[start TASK INPUT]

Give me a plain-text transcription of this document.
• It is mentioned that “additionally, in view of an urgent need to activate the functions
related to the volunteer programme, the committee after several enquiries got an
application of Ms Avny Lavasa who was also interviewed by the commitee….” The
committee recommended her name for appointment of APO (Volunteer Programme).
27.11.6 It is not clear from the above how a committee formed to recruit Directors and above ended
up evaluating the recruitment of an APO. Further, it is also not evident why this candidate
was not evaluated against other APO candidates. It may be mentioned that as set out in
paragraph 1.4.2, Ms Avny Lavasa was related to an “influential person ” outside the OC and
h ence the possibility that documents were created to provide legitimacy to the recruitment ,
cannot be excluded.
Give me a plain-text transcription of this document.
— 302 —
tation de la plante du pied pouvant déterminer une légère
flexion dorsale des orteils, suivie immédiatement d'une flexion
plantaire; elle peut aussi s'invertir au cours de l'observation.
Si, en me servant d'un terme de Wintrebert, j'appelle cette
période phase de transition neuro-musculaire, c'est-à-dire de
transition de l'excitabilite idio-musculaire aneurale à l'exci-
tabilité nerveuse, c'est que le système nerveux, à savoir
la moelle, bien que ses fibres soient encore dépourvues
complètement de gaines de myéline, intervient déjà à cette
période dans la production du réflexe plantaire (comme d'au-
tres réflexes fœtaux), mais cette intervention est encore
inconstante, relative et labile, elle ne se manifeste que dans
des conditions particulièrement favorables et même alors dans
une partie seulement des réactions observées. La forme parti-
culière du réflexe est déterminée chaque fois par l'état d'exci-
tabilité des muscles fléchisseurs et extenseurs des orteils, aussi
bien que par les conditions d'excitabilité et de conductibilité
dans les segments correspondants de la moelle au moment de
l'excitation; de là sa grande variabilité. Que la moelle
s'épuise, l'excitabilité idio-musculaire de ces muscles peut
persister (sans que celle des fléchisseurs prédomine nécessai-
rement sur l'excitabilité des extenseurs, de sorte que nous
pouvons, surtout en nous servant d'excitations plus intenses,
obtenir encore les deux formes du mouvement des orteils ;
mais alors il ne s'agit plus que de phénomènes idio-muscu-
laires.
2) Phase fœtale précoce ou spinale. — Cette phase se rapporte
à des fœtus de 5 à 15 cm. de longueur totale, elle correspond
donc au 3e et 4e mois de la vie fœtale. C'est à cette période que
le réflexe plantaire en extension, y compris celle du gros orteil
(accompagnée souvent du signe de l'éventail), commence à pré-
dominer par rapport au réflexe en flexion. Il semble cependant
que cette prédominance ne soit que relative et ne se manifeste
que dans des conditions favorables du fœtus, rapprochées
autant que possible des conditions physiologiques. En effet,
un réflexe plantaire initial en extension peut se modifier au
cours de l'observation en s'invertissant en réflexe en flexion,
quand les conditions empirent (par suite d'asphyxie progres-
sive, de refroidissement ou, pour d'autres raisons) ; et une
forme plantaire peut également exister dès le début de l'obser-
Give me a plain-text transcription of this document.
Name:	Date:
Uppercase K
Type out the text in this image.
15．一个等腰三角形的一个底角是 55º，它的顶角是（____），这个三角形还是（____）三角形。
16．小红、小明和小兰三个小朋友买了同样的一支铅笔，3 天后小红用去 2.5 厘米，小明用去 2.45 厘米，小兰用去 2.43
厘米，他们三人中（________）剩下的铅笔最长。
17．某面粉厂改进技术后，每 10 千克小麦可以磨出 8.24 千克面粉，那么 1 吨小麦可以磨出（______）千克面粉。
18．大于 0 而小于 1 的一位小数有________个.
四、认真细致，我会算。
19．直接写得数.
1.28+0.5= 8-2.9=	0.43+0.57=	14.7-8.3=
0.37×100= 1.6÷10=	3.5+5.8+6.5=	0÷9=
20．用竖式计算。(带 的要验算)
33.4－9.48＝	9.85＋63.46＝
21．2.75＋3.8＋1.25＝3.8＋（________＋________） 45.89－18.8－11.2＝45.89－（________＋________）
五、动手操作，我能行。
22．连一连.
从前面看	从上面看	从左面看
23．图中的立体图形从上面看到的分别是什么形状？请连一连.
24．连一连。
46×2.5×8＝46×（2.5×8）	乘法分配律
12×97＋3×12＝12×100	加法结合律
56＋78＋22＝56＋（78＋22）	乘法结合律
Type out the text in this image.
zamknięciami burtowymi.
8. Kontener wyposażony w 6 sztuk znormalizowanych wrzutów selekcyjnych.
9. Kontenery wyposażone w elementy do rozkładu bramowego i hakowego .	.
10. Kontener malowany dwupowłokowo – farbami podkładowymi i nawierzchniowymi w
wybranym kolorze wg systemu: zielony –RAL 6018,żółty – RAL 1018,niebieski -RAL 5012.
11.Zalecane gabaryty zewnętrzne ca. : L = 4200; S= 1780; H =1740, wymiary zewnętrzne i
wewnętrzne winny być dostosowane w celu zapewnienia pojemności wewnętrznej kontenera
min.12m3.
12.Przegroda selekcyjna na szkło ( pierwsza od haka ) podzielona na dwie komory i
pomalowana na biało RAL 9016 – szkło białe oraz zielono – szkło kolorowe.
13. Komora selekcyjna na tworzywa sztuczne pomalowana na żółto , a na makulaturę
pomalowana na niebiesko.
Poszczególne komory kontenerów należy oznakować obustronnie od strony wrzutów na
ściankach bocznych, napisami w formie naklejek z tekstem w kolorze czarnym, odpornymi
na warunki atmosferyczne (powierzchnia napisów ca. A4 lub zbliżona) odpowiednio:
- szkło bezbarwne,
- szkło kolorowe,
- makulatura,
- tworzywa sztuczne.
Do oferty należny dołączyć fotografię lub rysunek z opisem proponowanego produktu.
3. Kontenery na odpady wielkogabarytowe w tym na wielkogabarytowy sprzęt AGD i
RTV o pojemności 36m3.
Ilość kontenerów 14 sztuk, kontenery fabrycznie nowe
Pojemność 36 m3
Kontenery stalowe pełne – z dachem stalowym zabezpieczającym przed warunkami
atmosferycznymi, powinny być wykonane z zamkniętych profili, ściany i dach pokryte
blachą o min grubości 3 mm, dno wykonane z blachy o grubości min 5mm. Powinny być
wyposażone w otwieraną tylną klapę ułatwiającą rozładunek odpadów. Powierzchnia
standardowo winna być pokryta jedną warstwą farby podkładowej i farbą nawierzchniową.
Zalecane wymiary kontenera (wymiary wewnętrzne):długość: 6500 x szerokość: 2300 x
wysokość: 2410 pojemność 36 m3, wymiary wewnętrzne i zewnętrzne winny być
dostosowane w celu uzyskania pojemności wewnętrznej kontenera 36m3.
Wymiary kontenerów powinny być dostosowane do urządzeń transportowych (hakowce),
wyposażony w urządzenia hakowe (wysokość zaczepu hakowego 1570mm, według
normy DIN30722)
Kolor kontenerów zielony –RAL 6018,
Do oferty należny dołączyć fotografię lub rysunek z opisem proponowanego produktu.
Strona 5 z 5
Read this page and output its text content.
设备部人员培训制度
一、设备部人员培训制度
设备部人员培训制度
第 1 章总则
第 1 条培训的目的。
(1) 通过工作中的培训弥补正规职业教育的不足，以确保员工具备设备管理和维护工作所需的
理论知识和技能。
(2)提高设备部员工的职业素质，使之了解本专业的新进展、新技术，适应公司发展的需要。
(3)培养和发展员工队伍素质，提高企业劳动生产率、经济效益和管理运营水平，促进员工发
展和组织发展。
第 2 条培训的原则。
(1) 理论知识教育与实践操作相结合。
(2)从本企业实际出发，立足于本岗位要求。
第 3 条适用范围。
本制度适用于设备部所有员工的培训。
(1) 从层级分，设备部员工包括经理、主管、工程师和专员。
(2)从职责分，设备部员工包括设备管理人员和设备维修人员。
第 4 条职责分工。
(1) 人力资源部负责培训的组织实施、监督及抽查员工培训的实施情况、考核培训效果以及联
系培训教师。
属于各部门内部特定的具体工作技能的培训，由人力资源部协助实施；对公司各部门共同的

[end TASK INPUT]

PROBLEM DESCRIPTION:
Print from the line containing "Read this page and output its text content." to the last line above, exactly as written.

WRITTEN RESPONSE:
Read this page and output its text content.
设备部人员培训制度
一、设备部人员培训制度
设备部人员培训制度
第 1 章总则
第 1 条培训的目的。
(1) 通过工作中的培训弥补正规职业教育的不足，以确保员工具备设备管理和维护工作所需的
理论知识和技能。
(2)提高设备部员工的职业素质，使之了解本专业的新进展、新技术，适应公司发展的需要。
(3)培养和发展员工队伍素质，提高企业劳动生产率、经济效益和管理运营水平，促进员工发
展和组织发展。
第 2 条培训的原则。
(1) 理论知识教育与实践操作相结合。
(2)从本企业实际出发，立足于本岗位要求。
第 3 条适用范围。
本制度适用于设备部所有员工的培训。
(1) 从层级分，设备部员工包括经理、主管、工程师和专员。
(2)从职责分，设备部员工包括设备管理人员和设备维修人员。
第 4 条职责分工。
(1) 人力资源部负责培训的组织实施、监督及抽查员工培训的实施情况、考核培训效果以及联
系培训教师。
属于各部门内部特定的具体工作技能的培训，由人力资源部协助实施；对公司各部门共同的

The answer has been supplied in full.